» **WHAT IS EXPECTED**: Pictures in the records should not be copied, but every other part must be repeated exactly.

(Raw records)
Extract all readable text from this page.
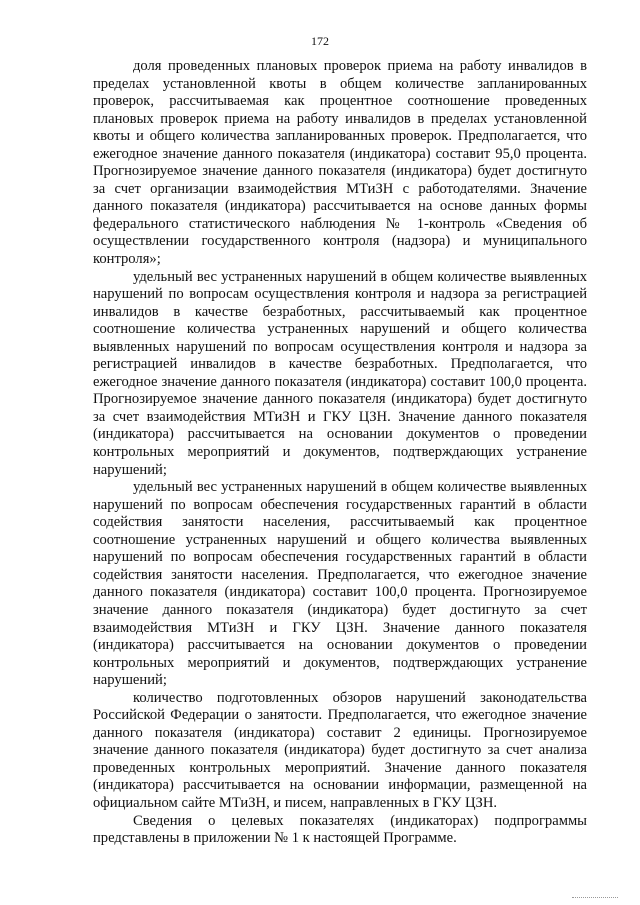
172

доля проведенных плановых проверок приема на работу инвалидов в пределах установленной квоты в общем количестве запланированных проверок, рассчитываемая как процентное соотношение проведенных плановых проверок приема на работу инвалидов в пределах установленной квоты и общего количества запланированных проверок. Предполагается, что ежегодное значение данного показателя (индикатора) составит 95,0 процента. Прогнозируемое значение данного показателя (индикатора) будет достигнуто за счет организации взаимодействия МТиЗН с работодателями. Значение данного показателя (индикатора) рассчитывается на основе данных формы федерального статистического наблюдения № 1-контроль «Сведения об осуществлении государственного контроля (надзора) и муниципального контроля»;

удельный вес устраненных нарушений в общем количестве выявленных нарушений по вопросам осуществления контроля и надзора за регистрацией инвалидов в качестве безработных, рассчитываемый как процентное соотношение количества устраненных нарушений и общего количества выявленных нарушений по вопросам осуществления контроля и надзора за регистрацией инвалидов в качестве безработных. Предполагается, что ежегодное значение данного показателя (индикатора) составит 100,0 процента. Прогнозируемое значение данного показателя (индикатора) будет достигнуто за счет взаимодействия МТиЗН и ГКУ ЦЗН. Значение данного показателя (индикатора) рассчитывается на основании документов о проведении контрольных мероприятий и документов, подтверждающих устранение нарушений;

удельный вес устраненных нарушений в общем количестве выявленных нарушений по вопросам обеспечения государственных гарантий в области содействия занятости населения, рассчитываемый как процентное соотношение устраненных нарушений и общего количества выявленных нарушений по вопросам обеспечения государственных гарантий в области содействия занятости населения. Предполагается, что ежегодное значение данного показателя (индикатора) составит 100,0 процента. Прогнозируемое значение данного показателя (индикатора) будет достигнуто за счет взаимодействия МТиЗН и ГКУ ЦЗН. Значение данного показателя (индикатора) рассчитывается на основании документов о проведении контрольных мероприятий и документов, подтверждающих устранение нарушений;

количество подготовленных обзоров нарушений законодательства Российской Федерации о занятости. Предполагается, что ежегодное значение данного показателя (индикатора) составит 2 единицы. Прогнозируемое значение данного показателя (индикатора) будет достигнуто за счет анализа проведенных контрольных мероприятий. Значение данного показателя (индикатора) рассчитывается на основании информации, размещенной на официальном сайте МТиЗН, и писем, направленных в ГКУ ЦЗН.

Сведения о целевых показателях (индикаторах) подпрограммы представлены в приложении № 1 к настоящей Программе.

» **RESULT BELOW**:
Extract all readable text from this page.
172

доля проведенных плановых проверок приема на работу инвалидов в пределах установленной квоты в общем количестве запланированных проверок, рассчитываемая как процентное соотношение проведенных плановых проверок приема на работу инвалидов в пределах установленной квоты и общего количества запланированных проверок. Предполагается, что ежегодное значение данного показателя (индикатора) составит 95,0 процента. Прогнозируемое значение данного показателя (индикатора) будет достигнуто за счет организации взаимодействия МТиЗН с работодателями. Значение данного показателя (индикатора) рассчитывается на основе данных формы федерального статистического наблюдения № 1-контроль «Сведения об осуществлении государственного контроля (надзора) и муниципального контроля»;

удельный вес устраненных нарушений в общем количестве выявленных нарушений по вопросам осуществления контроля и надзора за регистрацией инвалидов в качестве безработных, рассчитываемый как процентное соотношение количества устраненных нарушений и общего количества выявленных нарушений по вопросам осуществления контроля и надзора за регистрацией инвалидов в качестве безработных. Предполагается, что ежегодное значение данного показателя (индикатора) составит 100,0 процента. Прогнозируемое значение данного показателя (индикатора) будет достигнуто за счет взаимодействия МТиЗН и ГКУ ЦЗН. Значение данного показателя (индикатора) рассчитывается на основании документов о проведении контрольных мероприятий и документов, подтверждающих устранение нарушений;

удельный вес устраненных нарушений в общем количестве выявленных нарушений по вопросам обеспечения государственных гарантий в области содействия занятости населения, рассчитываемый как процентное соотношение устраненных нарушений и общего количества выявленных нарушений по вопросам обеспечения государственных гарантий в области содействия занятости населения. Предполагается, что ежегодное значение данного показателя (индикатора) составит 100,0 процента. Прогнозируемое значение данного показателя (индикатора) будет достигнуто за счет взаимодействия МТиЗН и ГКУ ЦЗН. Значение данного показателя (индикатора) рассчитывается на основании документов о проведении контрольных мероприятий и документов, подтверждающих устранение нарушений;

количество подготовленных обзоров нарушений законодательства Российской Федерации о занятости. Предполагается, что ежегодное значение данного показателя (индикатора) составит 2 единицы. Прогнозируемое значение данного показателя (индикатора) будет достигнуто за счет анализа проведенных контрольных мероприятий. Значение данного показателя (индикатора) рассчитывается на основании информации, размещенной на официальном сайте МТиЗН, и писем, направленных в ГКУ ЦЗН.

Сведения о целевых показателях (индикаторах) подпрограммы представлены в приложении № 1 к настоящей Программе.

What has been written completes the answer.